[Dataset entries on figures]

►

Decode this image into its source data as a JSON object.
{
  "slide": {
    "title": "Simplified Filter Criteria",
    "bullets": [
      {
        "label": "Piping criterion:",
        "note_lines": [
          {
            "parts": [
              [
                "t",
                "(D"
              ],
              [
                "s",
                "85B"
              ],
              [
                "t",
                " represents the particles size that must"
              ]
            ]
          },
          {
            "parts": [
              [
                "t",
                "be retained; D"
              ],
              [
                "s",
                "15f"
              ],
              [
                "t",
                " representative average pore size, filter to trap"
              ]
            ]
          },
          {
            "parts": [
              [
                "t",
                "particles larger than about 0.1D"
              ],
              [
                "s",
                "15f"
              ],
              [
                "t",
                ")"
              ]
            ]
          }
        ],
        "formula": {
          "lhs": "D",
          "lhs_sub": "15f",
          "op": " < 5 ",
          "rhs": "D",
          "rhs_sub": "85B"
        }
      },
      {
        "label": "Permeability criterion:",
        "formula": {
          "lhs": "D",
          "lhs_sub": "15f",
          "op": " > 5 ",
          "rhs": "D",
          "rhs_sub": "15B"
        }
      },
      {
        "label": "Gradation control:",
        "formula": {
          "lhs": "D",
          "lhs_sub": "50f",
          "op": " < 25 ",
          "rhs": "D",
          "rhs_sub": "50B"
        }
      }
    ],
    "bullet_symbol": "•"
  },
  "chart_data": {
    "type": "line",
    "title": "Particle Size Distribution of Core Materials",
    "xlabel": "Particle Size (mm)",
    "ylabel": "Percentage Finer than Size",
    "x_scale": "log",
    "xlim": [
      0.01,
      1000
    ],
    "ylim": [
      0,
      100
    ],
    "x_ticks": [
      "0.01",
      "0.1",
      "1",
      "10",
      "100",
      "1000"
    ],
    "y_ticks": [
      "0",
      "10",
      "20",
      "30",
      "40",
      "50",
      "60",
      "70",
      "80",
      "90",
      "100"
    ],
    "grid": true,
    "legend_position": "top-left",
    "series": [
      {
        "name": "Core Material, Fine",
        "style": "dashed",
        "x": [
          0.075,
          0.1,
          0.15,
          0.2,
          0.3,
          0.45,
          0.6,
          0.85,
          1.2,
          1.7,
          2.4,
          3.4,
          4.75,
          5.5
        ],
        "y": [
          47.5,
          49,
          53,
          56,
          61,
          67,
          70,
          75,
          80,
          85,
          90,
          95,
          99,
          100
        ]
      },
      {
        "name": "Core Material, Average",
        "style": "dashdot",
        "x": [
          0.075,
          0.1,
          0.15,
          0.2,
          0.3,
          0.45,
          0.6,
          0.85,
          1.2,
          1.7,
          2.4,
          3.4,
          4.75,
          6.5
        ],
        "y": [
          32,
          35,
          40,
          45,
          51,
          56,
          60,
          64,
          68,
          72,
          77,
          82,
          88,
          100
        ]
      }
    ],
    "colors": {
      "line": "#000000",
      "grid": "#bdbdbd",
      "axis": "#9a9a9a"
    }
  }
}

◄

(EXERCISE DIRECTIONS)
Each line above is to be repeated exactly.

(TASK RESPONSE)
Decode this image into its source data as a JSON object.
{
  "slide": {
    "title": "Simplified Filter Criteria",
    "bullets": [
      {
        "label": "Piping criterion:",
        "note_lines": [
          {
            "parts": [
              [
                "t",
                "(D"
              ],
              [
                "s",
                "85B"
              ],
              [
                "t",
                " represents the particles size that must"
              ]
            ]
          },
          {
            "parts": [
              [
                "t",
                "be retained; D"
              ],
              [
                "s",
                "15f"
              ],
              [
                "t",
                " representative average pore size, filter to trap"
              ]
            ]
          },
          {
            "parts": [
              [
                "t",
                "particles larger than about 0.1D"
              ],
              [
                "s",
                "15f"
              ],
              [
                "t",
                ")"
              ]
            ]
          }
        ],
        "formula": {
          "lhs": "D",
          "lhs_sub": "15f",
          "op": " < 5 ",
          "rhs": "D",
          "rhs_sub": "85B"
        }
      },
      {
        "label": "Permeability criterion:",
        "formula": {
          "lhs": "D",
          "lhs_sub": "15f",
          "op": " > 5 ",
          "rhs": "D",
          "rhs_sub": "15B"
        }
      },
      {
        "label": "Gradation control:",
        "formula": {
          "lhs": "D",
          "lhs_sub": "50f",
          "op": " < 25 ",
          "rhs": "D",
          "rhs_sub": "50B"
        }
      }
    ],
    "bullet_symbol": "•"
  },
  "chart_data": {
    "type": "line",
    "title": "Particle Size Distribution of Core Materials",
    "xlabel": "Particle Size (mm)",
    "ylabel": "Percentage Finer than Size",
    "x_scale": "log",
    "xlim": [
      0.01,
      1000
    ],
    "ylim": [
      0,
      100
    ],
    "x_ticks": [
      "0.01",
      "0.1",
      "1",
      "10",
      "100",
      "1000"
    ],
    "y_ticks": [
      "0",
      "10",
      "20",
      "30",
      "40",
      "50",
      "60",
      "70",
      "80",
      "90",
      "100"
    ],
    "grid": true,
    "legend_position": "top-left",
    "series": [
      {
        "name": "Core Material, Fine",
        "style": "dashed",
        "x": [
          0.075,
          0.1,
          0.15,
          0.2,
          0.3,
          0.45,
          0.6,
          0.85,
          1.2,
          1.7,
          2.4,
          3.4,
          4.75,
          5.5
        ],
        "y": [
          47.5,
          49,
          53,
          56,
          61,
          67,
          70,
          75,
          80,
          85,
          90,
          95,
          99,
          100
        ]
      },
      {
        "name": "Core Material, Average",
        "style": "dashdot",
        "x": [
          0.075,
          0.1,
          0.15,
          0.2,
          0.3,
          0.45,
          0.6,
          0.85,
          1.2,
          1.7,
          2.4,
          3.4,
          4.75,
          6.5
        ],
        "y": [
          32,
          35,
          40,
          45,
          51,
          56,
          60,
          64,
          68,
          72,
          77,
          82,
          88,
          100
        ]
      }
    ],
    "colors": {
      "line": "#000000",
      "grid": "#bdbdbd",
      "axis": "#9a9a9a"
    }
  }
}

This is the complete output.